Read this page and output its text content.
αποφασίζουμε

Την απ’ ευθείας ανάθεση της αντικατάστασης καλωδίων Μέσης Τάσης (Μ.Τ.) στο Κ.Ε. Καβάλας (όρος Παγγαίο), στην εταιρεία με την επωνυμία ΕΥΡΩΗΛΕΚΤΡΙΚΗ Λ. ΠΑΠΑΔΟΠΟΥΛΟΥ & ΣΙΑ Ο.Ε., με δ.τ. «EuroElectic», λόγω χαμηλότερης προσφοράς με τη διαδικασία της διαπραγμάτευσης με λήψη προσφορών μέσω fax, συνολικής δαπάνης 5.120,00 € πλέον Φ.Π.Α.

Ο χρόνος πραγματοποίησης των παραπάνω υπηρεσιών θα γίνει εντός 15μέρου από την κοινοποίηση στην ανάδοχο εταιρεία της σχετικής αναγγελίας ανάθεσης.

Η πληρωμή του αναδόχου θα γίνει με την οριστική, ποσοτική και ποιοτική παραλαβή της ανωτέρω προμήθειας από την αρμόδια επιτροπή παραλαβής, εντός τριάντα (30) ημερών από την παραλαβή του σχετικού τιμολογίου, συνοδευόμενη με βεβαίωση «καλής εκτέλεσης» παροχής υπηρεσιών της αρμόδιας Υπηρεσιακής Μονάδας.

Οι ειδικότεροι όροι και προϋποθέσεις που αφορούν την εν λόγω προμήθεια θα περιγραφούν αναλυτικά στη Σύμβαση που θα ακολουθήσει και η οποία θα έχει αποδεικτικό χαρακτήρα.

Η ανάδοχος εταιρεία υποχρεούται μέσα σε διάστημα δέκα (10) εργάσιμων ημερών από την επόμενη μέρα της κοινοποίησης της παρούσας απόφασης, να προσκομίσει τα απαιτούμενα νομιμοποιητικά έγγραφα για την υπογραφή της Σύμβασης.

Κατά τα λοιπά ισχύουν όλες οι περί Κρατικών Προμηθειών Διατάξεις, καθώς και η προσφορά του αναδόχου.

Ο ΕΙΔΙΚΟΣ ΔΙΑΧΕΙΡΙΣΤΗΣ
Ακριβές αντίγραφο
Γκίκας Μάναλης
———
Extract every line containing the string "στην" from the material.

### Solution to the exercise:
Την απ’ ευθείας ανάθεση της αντικατάστασης καλωδίων Μέσης Τάσης (Μ.Τ.) στο Κ.Ε. Καβάλας (όρος Παγγαίο), στην εταιρεία με την επωνυμία ΕΥΡΩΗΛΕΚΤΡΙΚΗ Λ. ΠΑΠΑΔΟΠΟΥΛΟΥ & ΣΙΑ Ο.Ε., με δ.τ. «EuroElectic», λόγω χαμηλότερης προσφοράς με τη διαδικασία της διαπραγμάτευσης με λήψη προσφορών μέσω fax, συνολικής δαπάνης 5.120,00 € πλέον Φ.Π.Α.
Ο χρόνος πραγματοποίησης των παραπάνω υπηρεσιών θα γίνει εντός 15μέρου από την κοινοποίηση στην ανάδοχο εταιρεία της σχετικής αναγγελίας ανάθεσης.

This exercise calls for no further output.